Your instructions:
Pictures in the records should not be copied, but every other part must be repeated exactly.

* * * * * * *

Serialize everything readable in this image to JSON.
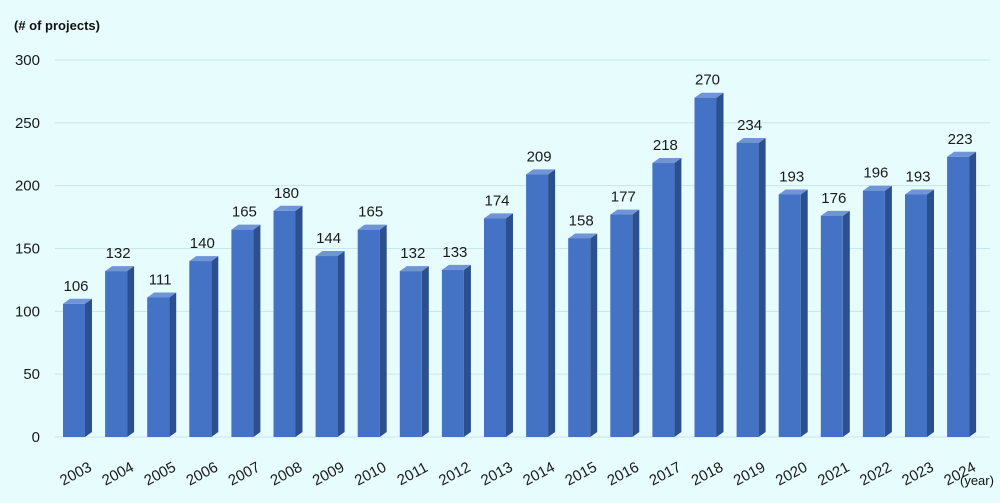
{
  "chart_data": {
    "type": "bar",
    "ylabel": "(# of projects)",
    "xlabel": "(year)",
    "ylim": [
      0,
      300
    ],
    "yticks": [
      0,
      50,
      100,
      150,
      200,
      250,
      300
    ],
    "grid": true,
    "categories": [
      "2003",
      "2004",
      "2005",
      "2006",
      "2007",
      "2008",
      "2009",
      "2010",
      "2011",
      "2012",
      "2013",
      "2014",
      "2015",
      "2016",
      "2017",
      "2018",
      "2019",
      "2020",
      "2021",
      "2022",
      "2023",
      "2024"
    ],
    "values": [
      106,
      132,
      111,
      140,
      165,
      180,
      144,
      165,
      132,
      133,
      174,
      209,
      158,
      177,
      218,
      270,
      234,
      193,
      176,
      196,
      193,
      223
    ],
    "bar_color": "#4472c4",
    "bar_side_color": "#2c4f8f",
    "bar_top_color": "#6f94d8",
    "background_color": "#e6fcfd",
    "grid_color": "#c9e6ea"
  }
}
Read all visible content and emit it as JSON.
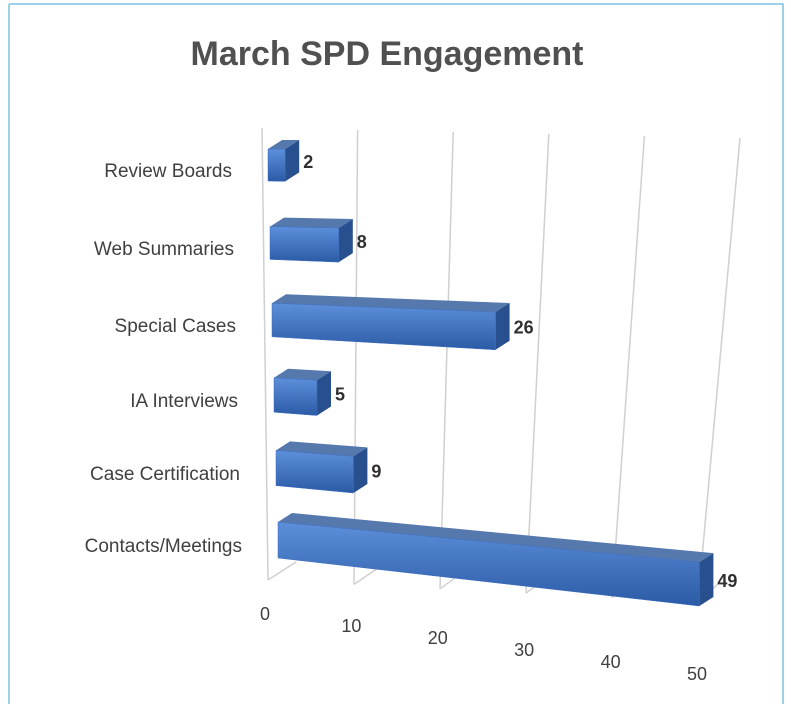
{
  "chart_data": {
    "type": "bar",
    "orientation": "horizontal",
    "title": "March SPD Engagement",
    "categories": [
      "Review Boards",
      "Web Summaries",
      "Special Cases",
      "IA Interviews",
      "Case Certification",
      "Contacts/Meetings"
    ],
    "values": [
      2,
      8,
      26,
      5,
      9,
      49
    ],
    "color": "#3a6cbf",
    "xlim": [
      0,
      50
    ],
    "xticks": [
      0,
      10,
      20,
      30,
      40,
      50
    ],
    "grid": true
  }
}
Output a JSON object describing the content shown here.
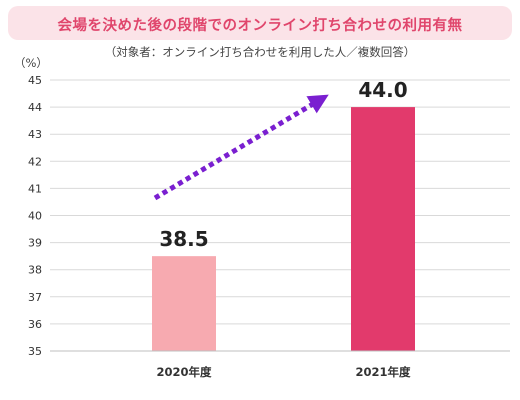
{
  "chart_data": {
    "type": "bar",
    "title": "会場を決めた後の段階でのオンライン打ち合わせの利用有無",
    "subtitle": "（対象者：オンライン打ち合わせを利用した人／複数回答）",
    "ylabel": "（%）",
    "xlabel": "",
    "categories": [
      "2020年度",
      "2021年度"
    ],
    "values": [
      38.5,
      44.0
    ],
    "data_labels": [
      "38.5",
      "44.0"
    ],
    "ylim": [
      35,
      45
    ],
    "yticks": [
      "35",
      "36",
      "37",
      "38",
      "39",
      "40",
      "41",
      "42",
      "43",
      "44",
      "45"
    ],
    "grid": true,
    "legend": "none",
    "colors": {
      "bars": [
        "#f7aab0",
        "#e23a6c"
      ],
      "arrow": "#7a1fd0",
      "title_band": "#fbe3e8",
      "title_text": "#e0466c",
      "grid": "#d9d9d9"
    },
    "annotation": "increase arrow from 2020年度 to 2021年度"
  }
}
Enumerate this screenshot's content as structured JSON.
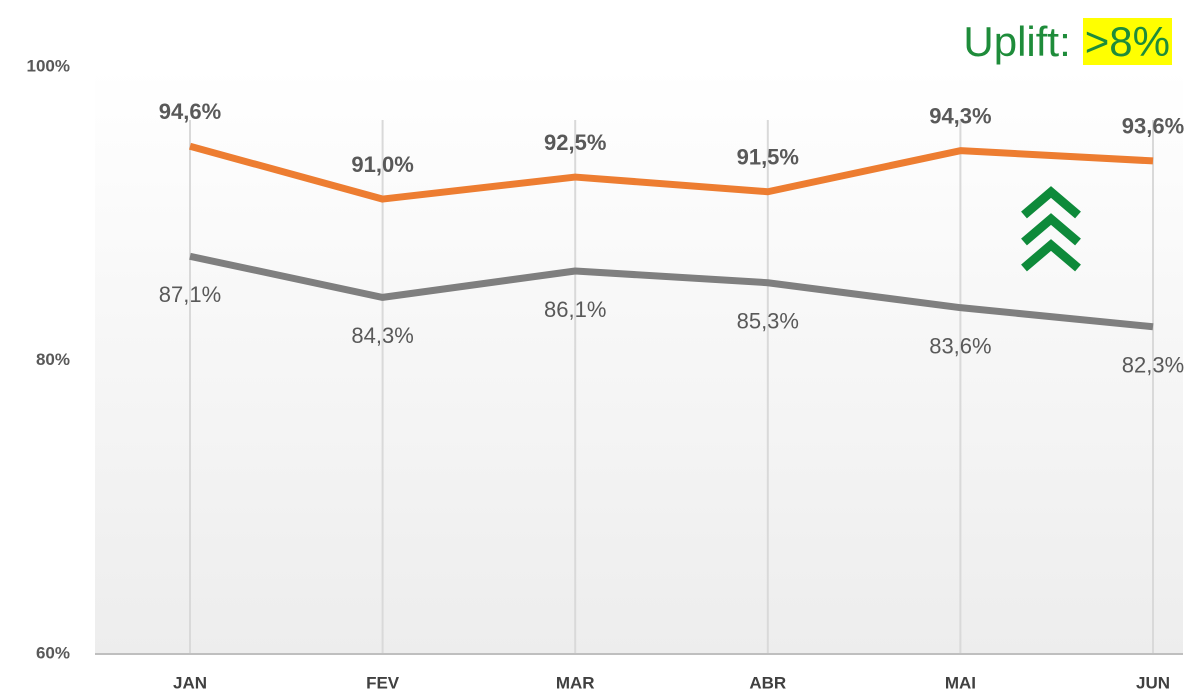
{
  "chart_data": {
    "type": "line",
    "annotation": {
      "text": "Uplift:",
      "highlight": ">8%"
    },
    "categories": [
      "JAN",
      "FEV",
      "MAR",
      "ABR",
      "MAI",
      "JUN"
    ],
    "series": [
      {
        "color": "#ed7d31",
        "values": [
          94.6,
          91.0,
          92.5,
          91.5,
          94.3,
          93.6
        ],
        "value_labels": [
          "94,6%",
          "91,0%",
          "92,5%",
          "91,5%",
          "94,3%",
          "93,6%"
        ]
      },
      {
        "color": "#7f7f7f",
        "values": [
          87.1,
          84.3,
          86.1,
          85.3,
          83.6,
          82.3
        ],
        "value_labels": [
          "87,1%",
          "84,3%",
          "86,1%",
          "85,3%",
          "83,6%",
          "82,3%"
        ]
      }
    ],
    "ylim": [
      60,
      100
    ],
    "yticks": [
      {
        "value": 60,
        "label": "60%"
      },
      {
        "value": 80,
        "label": "80%"
      },
      {
        "value": 100,
        "label": "100%"
      }
    ],
    "grid": false
  }
}
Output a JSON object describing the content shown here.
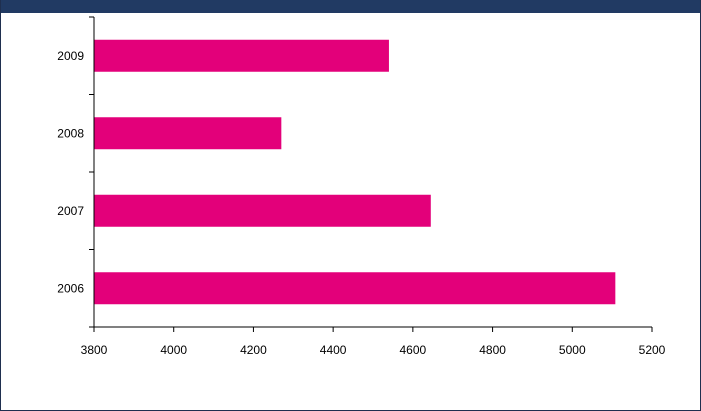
{
  "chart_data": {
    "type": "bar",
    "orientation": "horizontal",
    "title": "",
    "xlabel": "",
    "ylabel": "",
    "categories": [
      "2009",
      "2008",
      "2007",
      "2006"
    ],
    "values": [
      4540,
      4270,
      4645,
      5108
    ],
    "xlim": [
      3800,
      5200
    ],
    "xticks": [
      3800,
      4000,
      4200,
      4400,
      4600,
      4800,
      5000,
      5200
    ],
    "grid": false,
    "bar_color": "#e3007a"
  }
}
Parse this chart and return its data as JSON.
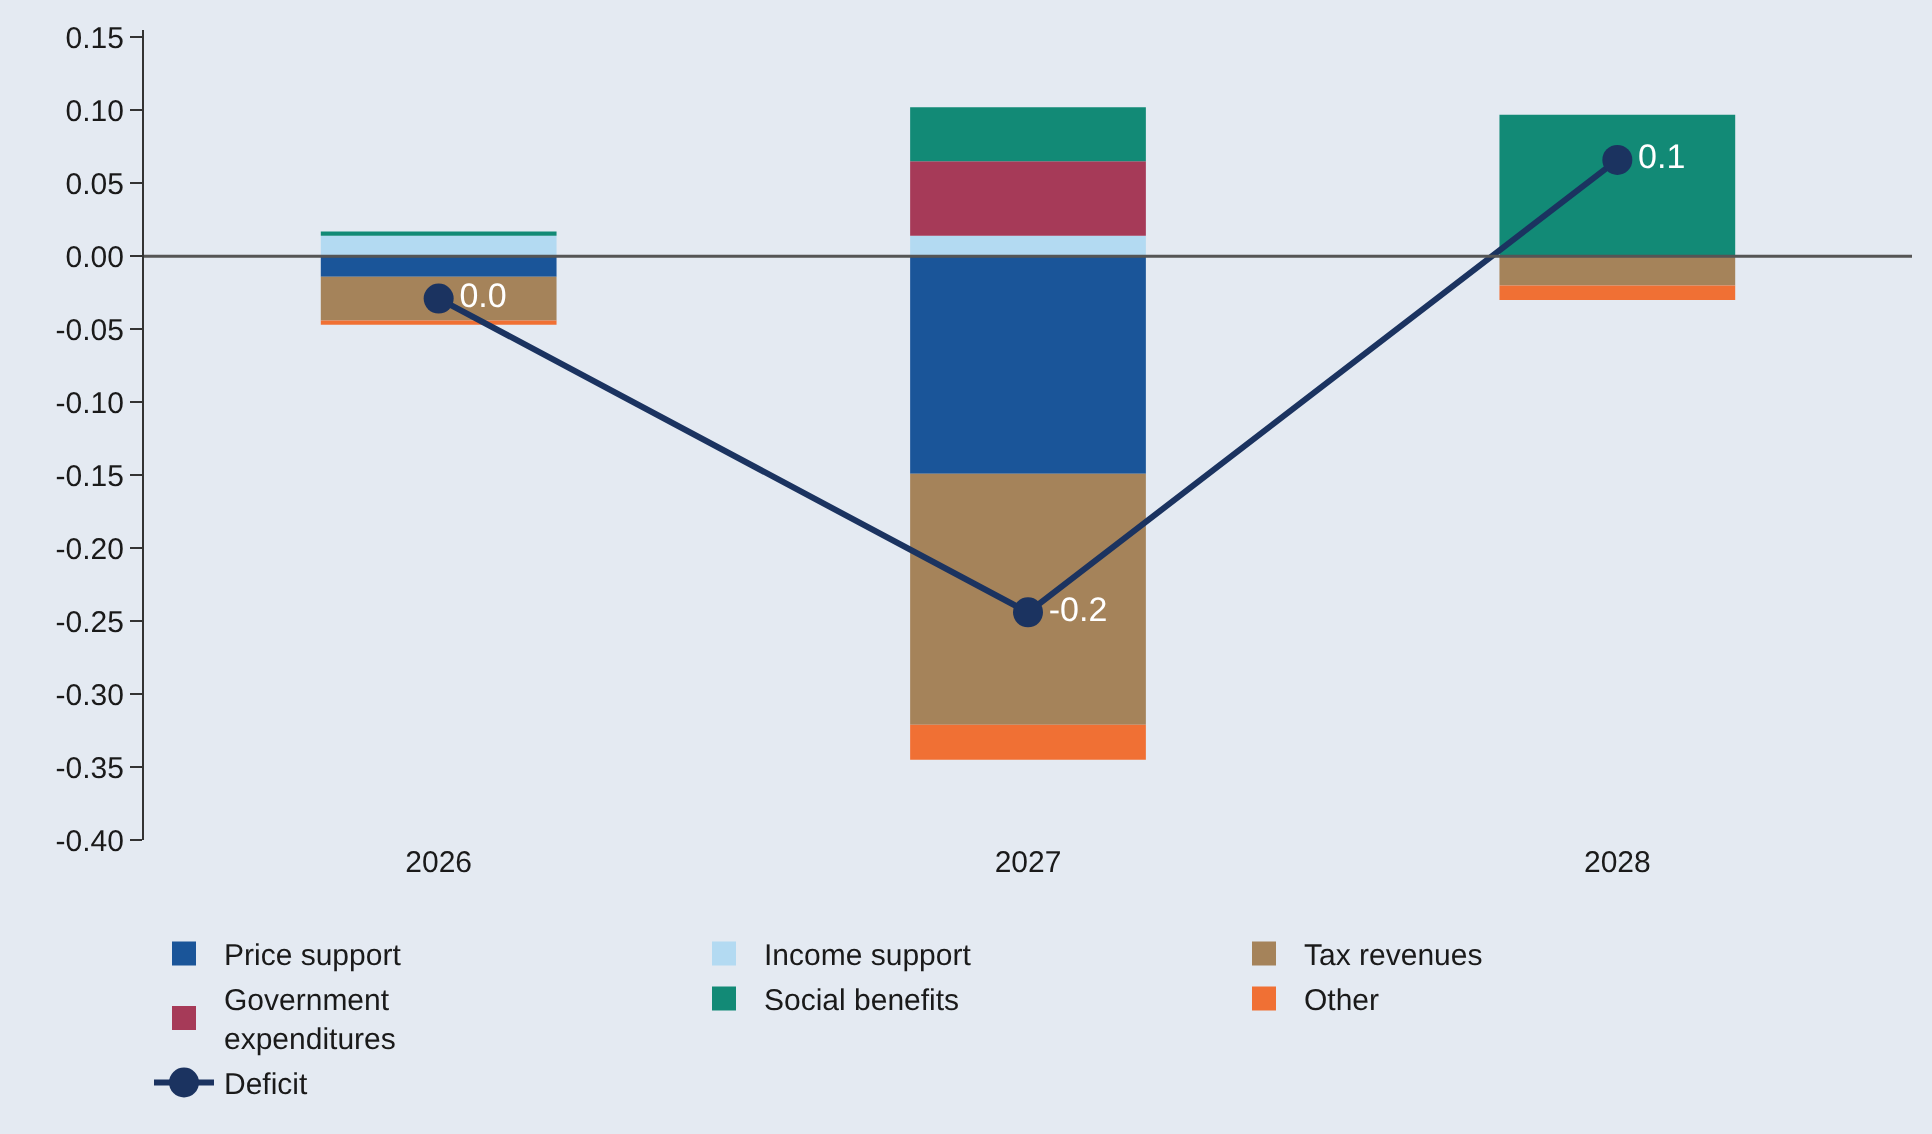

* * * * * * *

Result:
Serialize everything readable in this image to JSON.
{
  "chart_data": {
    "type": "bar",
    "ylabel": "(# of projects)",
    "xlabel": "(year)",
    "ylim": [
      0,
      300
    ],
    "yticks": [
      0,
      50,
      100,
      150,
      200,
      250,
      300
    ],
    "grid": true,
    "categories": [
      "2003",
      "2004",
      "2005",
      "2006",
      "2007",
      "2008",
      "2009",
      "2010",
      "2011",
      "2012",
      "2013",
      "2014",
      "2015",
      "2016",
      "2017",
      "2018",
      "2019",
      "2020",
      "2021",
      "2022",
      "2023",
      "2024"
    ],
    "values": [
      106,
      132,
      111,
      140,
      165,
      180,
      144,
      165,
      132,
      133,
      174,
      209,
      158,
      177,
      218,
      270,
      234,
      193,
      176,
      196,
      193,
      223
    ],
    "bar_color": "#4472c4",
    "bar_side_color": "#2c4f8f",
    "bar_top_color": "#6f94d8",
    "background_color": "#e6fcfd",
    "grid_color": "#c9e6ea"
  }
}
Read all visible content and emit it as JSON.
{
  "chart_data": {
    "type": "bar",
    "orientation": "horizontal",
    "title": "March SPD Engagement",
    "categories": [
      "Review Boards",
      "Web Summaries",
      "Special Cases",
      "IA Interviews",
      "Case Certification",
      "Contacts/Meetings"
    ],
    "values": [
      2,
      8,
      26,
      5,
      9,
      49
    ],
    "color": "#3a6cbf",
    "xlim": [
      0,
      50
    ],
    "xticks": [
      0,
      10,
      20,
      30,
      40,
      50
    ],
    "grid": true
  }
}
Output a JSON object describing the content shown here.
{
  "chart_data": {
    "type": "bar",
    "title": "会場を決めた後の段階でのオンライン打ち合わせの利用有無",
    "subtitle": "（対象者：オンライン打ち合わせを利用した人／複数回答）",
    "ylabel": "（%）",
    "xlabel": "",
    "categories": [
      "2020年度",
      "2021年度"
    ],
    "values": [
      38.5,
      44.0
    ],
    "data_labels": [
      "38.5",
      "44.0"
    ],
    "ylim": [
      35,
      45
    ],
    "yticks": [
      "35",
      "36",
      "37",
      "38",
      "39",
      "40",
      "41",
      "42",
      "43",
      "44",
      "45"
    ],
    "grid": true,
    "legend": "none",
    "colors": {
      "bars": [
        "#f7aab0",
        "#e23a6c"
      ],
      "arrow": "#7a1fd0",
      "title_band": "#fbe3e8",
      "title_text": "#e0466c",
      "grid": "#d9d9d9"
    },
    "annotation": "increase arrow from 2020年度 to 2021年度"
  }
}
Enumerate this screenshot's content as structured JSON.
{
  "chart_data": {
    "type": "line",
    "annotation": {
      "text": "Uplift:",
      "highlight": ">8%"
    },
    "categories": [
      "JAN",
      "FEV",
      "MAR",
      "ABR",
      "MAI",
      "JUN"
    ],
    "series": [
      {
        "color": "#ed7d31",
        "values": [
          94.6,
          91.0,
          92.5,
          91.5,
          94.3,
          93.6
        ],
        "value_labels": [
          "94,6%",
          "91,0%",
          "92,5%",
          "91,5%",
          "94,3%",
          "93,6%"
        ]
      },
      {
        "color": "#7f7f7f",
        "values": [
          87.1,
          84.3,
          86.1,
          85.3,
          83.6,
          82.3
        ],
        "value_labels": [
          "87,1%",
          "84,3%",
          "86,1%",
          "85,3%",
          "83,6%",
          "82,3%"
        ]
      }
    ],
    "ylim": [
      60,
      100
    ],
    "yticks": [
      {
        "value": 60,
        "label": "60%"
      },
      {
        "value": 80,
        "label": "80%"
      },
      {
        "value": 100,
        "label": "100%"
      }
    ],
    "grid": false
  }
}
Output a JSON object describing the content shown here.
{
  "chart_data": {
    "type": "bar",
    "orientation": "horizontal",
    "title": "",
    "xlabel": "",
    "ylabel": "",
    "categories": [
      "2009",
      "2008",
      "2007",
      "2006"
    ],
    "values": [
      4540,
      4270,
      4645,
      5108
    ],
    "xlim": [
      3800,
      5200
    ],
    "xticks": [
      3800,
      4000,
      4200,
      4400,
      4600,
      4800,
      5000,
      5200
    ],
    "grid": false,
    "bar_color": "#e3007a"
  }
}
Parse this chart and return its data as JSON.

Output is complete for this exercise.